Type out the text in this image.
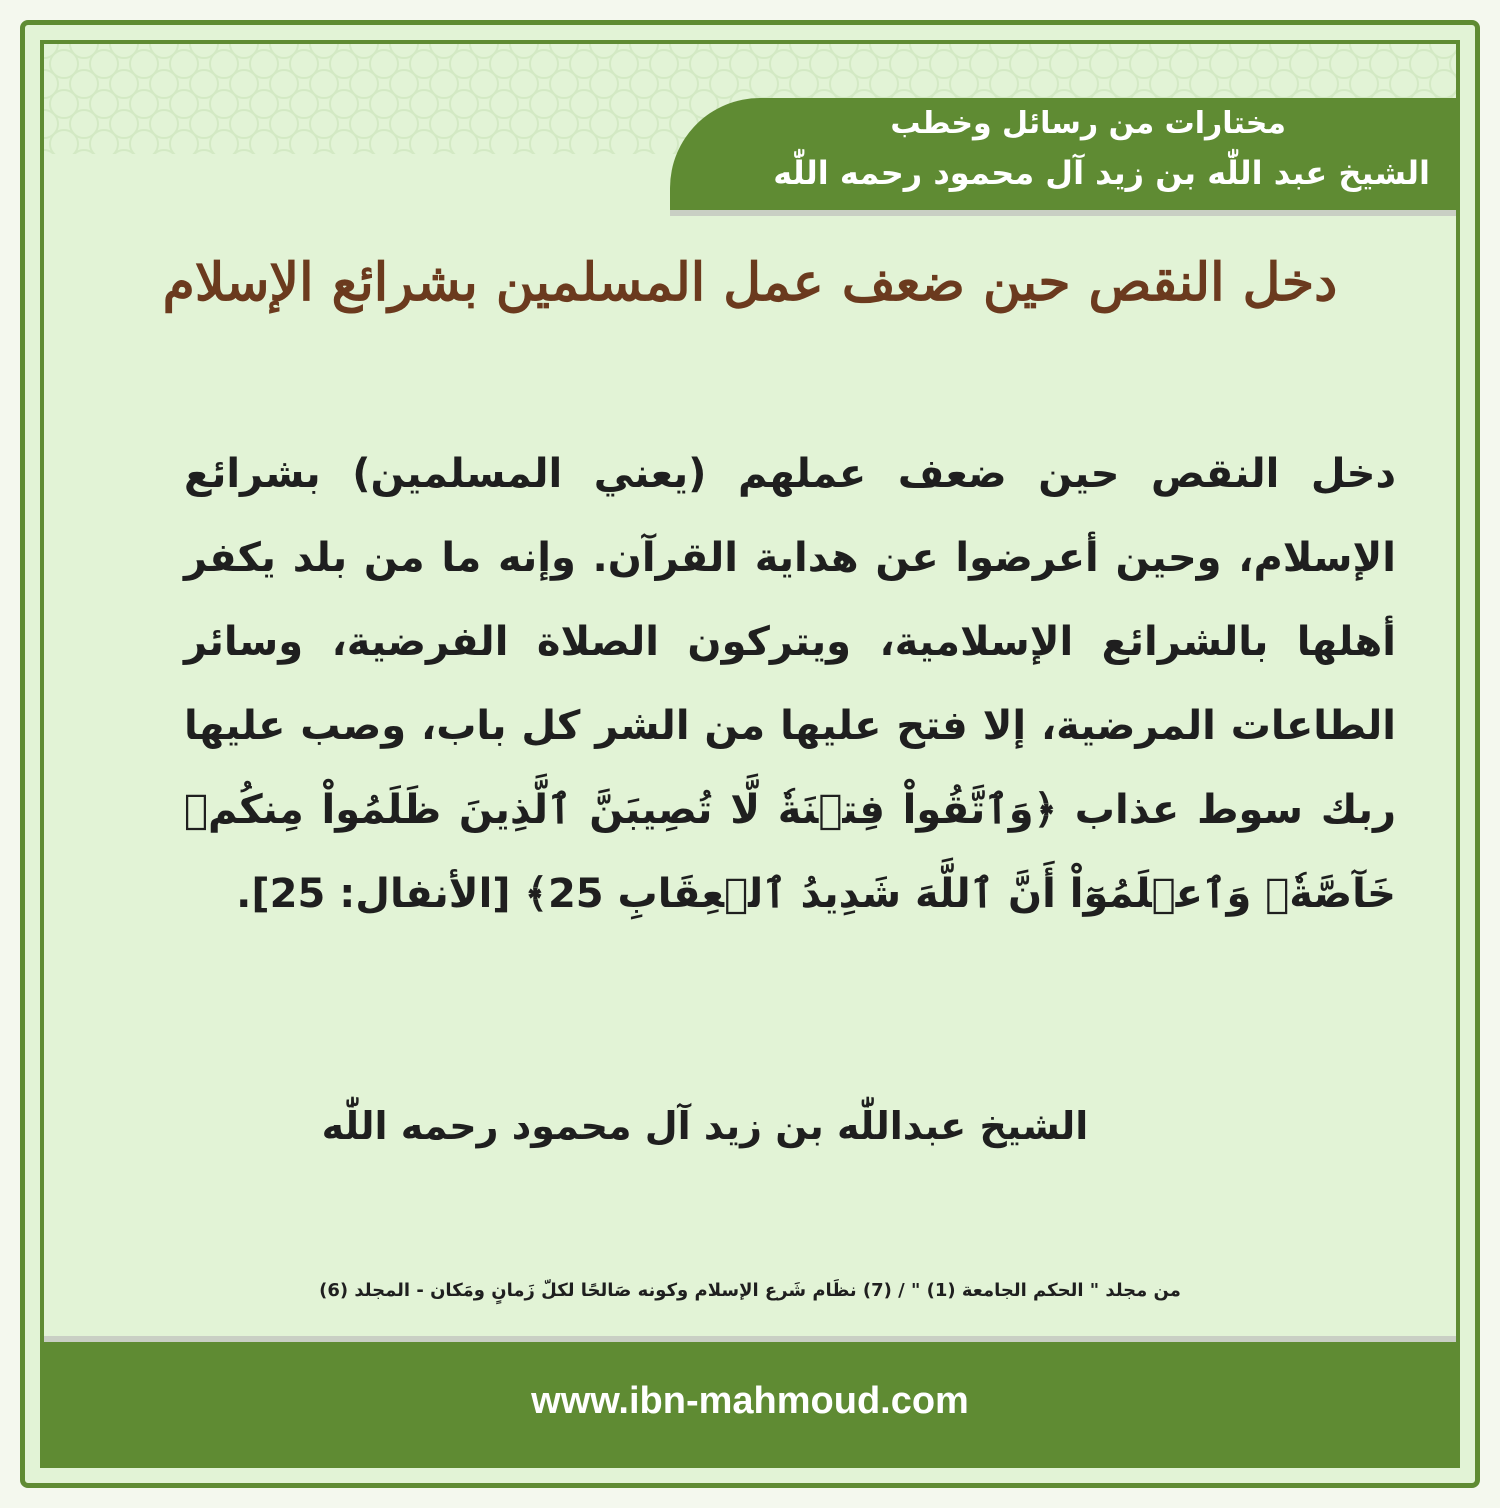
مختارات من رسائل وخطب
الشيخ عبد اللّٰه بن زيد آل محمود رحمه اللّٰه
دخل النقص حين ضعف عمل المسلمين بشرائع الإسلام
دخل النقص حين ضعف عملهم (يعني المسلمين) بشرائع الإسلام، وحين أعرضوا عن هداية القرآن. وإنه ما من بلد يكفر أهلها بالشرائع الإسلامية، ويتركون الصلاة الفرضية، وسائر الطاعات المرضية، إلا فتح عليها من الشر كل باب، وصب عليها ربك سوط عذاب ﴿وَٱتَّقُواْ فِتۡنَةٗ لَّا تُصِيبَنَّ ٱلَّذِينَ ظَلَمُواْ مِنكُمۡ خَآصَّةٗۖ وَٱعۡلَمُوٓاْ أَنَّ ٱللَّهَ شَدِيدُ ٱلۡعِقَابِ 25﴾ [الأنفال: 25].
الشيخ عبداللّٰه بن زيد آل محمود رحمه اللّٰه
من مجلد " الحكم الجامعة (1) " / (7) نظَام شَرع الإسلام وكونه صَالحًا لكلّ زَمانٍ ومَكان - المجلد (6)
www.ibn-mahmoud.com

What is required
All entries must be written out again exactly as given, with no pictures in the copy.

Written solution
Type out the text in this image.
مختارات من رسائل وخطب
الشيخ عبد اللّٰه بن زيد آل محمود رحمه اللّٰه
دخل النقص حين ضعف عمل المسلمين بشرائع الإسلام
دخل النقص حين ضعف عملهم (يعني المسلمين) بشرائع الإسلام، وحين أعرضوا عن هداية القرآن. وإنه ما من بلد يكفر أهلها بالشرائع الإسلامية، ويتركون الصلاة الفرضية، وسائر الطاعات المرضية، إلا فتح عليها من الشر كل باب، وصب عليها ربك سوط عذاب ﴿وَٱتَّقُواْ فِتۡنَةٗ لَّا تُصِيبَنَّ ٱلَّذِينَ ظَلَمُواْ مِنكُمۡ خَآصَّةٗۖ وَٱعۡلَمُوٓاْ أَنَّ ٱللَّهَ شَدِيدُ ٱلۡعِقَابِ 25﴾ [الأنفال: 25].
الشيخ عبداللّٰه بن زيد آل محمود رحمه اللّٰه
من مجلد " الحكم الجامعة (1) " / (7) نظَام شَرع الإسلام وكونه صَالحًا لكلّ زَمانٍ ومَكان - المجلد (6)
www.ibn-mahmoud.com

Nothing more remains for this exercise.